▶ RECORDS FOR THE EXERCISE:
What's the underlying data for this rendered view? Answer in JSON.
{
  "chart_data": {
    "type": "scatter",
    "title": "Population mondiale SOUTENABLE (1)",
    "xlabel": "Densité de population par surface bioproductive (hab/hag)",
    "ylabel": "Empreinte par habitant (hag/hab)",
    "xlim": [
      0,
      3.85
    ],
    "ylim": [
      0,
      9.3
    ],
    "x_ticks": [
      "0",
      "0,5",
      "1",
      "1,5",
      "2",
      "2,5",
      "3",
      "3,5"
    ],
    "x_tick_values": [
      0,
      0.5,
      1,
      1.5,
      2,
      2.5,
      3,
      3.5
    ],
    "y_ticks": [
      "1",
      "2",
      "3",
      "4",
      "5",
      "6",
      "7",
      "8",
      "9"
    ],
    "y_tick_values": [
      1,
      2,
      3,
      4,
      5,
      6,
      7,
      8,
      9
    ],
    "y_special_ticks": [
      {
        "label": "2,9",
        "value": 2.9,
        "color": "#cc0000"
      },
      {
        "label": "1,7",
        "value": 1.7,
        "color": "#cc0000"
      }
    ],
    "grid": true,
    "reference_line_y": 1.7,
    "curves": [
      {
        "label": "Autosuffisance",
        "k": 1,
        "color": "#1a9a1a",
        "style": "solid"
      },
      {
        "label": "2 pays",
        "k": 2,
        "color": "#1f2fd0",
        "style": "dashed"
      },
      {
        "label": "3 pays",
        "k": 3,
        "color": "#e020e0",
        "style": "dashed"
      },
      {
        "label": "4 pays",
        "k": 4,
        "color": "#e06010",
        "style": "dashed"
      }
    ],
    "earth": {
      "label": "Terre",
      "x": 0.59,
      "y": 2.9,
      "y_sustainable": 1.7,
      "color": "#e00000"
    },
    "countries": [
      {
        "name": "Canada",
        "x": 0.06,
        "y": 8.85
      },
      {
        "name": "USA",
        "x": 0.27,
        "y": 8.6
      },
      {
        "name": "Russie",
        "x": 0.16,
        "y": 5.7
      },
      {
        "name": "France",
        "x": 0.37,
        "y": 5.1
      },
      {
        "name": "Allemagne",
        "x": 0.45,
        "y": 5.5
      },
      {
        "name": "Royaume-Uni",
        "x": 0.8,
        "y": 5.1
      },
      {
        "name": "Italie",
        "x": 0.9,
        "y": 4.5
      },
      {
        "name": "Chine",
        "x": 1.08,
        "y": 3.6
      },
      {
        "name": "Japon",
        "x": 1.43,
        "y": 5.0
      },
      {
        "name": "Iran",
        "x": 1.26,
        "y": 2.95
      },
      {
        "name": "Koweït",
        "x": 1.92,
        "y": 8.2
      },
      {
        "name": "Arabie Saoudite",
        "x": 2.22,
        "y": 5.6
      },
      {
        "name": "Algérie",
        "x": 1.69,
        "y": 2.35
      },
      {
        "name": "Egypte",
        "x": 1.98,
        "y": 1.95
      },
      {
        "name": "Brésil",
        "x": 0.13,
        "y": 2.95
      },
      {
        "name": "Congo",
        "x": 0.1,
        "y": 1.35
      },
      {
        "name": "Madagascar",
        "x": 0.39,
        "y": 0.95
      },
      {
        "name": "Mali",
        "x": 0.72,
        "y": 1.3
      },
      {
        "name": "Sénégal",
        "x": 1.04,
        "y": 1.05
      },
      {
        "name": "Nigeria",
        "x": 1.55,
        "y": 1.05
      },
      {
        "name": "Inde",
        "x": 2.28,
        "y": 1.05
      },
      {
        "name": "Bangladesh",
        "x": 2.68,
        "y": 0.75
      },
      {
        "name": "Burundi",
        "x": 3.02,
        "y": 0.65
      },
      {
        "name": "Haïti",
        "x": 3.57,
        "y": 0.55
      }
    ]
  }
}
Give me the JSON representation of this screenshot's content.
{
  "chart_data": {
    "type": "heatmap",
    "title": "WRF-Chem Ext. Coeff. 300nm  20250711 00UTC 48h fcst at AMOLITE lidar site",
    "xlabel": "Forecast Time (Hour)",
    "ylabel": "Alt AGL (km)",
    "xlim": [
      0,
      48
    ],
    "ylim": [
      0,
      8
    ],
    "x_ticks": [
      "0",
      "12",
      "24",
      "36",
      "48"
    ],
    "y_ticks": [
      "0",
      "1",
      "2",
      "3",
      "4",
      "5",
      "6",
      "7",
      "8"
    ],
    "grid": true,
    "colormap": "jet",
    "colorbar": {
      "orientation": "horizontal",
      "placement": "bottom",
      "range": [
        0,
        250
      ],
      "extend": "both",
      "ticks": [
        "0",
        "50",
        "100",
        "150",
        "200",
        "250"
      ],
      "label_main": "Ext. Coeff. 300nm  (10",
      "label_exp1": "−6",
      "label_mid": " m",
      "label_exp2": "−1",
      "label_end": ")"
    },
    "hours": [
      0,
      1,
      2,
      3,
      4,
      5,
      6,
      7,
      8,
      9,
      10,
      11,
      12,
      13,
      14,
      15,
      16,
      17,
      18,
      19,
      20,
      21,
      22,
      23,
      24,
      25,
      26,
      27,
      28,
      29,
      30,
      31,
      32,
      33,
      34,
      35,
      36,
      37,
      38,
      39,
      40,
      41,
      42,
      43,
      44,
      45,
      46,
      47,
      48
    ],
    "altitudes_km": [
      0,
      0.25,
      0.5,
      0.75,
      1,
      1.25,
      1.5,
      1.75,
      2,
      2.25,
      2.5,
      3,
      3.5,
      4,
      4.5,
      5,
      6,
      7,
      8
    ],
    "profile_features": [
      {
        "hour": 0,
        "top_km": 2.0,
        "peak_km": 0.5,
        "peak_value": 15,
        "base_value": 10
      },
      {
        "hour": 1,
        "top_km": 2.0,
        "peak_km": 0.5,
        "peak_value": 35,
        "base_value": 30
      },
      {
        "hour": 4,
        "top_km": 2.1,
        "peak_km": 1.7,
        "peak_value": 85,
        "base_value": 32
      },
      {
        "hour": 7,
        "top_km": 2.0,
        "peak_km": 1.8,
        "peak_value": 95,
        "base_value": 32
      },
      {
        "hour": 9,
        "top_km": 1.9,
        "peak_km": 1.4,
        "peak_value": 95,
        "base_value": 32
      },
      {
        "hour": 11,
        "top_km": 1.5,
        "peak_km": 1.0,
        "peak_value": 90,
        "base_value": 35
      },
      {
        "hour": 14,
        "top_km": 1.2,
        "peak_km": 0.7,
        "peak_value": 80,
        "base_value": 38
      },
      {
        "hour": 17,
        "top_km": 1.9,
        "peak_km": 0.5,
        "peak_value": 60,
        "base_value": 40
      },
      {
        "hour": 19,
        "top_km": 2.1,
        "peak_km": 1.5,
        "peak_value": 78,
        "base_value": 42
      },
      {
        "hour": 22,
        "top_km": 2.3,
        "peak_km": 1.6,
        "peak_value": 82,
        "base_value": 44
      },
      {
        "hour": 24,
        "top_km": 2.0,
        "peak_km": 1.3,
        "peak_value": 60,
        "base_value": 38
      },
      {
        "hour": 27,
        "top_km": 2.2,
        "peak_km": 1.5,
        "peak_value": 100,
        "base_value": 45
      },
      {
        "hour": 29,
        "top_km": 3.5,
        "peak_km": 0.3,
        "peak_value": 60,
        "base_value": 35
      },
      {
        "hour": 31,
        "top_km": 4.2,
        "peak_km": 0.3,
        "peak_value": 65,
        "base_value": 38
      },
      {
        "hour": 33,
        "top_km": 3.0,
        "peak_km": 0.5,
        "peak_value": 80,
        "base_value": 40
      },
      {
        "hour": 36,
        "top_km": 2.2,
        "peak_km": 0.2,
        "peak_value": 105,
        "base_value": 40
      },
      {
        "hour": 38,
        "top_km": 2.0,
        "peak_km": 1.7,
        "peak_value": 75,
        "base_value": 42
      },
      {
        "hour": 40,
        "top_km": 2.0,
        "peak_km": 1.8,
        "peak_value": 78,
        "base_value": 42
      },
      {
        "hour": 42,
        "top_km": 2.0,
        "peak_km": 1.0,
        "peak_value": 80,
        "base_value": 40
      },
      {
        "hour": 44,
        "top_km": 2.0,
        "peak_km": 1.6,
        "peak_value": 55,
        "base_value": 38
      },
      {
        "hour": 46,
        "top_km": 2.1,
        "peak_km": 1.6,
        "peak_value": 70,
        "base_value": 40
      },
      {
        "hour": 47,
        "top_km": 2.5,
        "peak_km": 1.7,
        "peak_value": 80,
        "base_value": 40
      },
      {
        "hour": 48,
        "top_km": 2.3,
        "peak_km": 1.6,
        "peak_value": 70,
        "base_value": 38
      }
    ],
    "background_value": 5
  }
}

▶ TASK BRIEF:
Of the lines above, how many contain the string "this"? Only the number is required.

▶ ANSWER:
2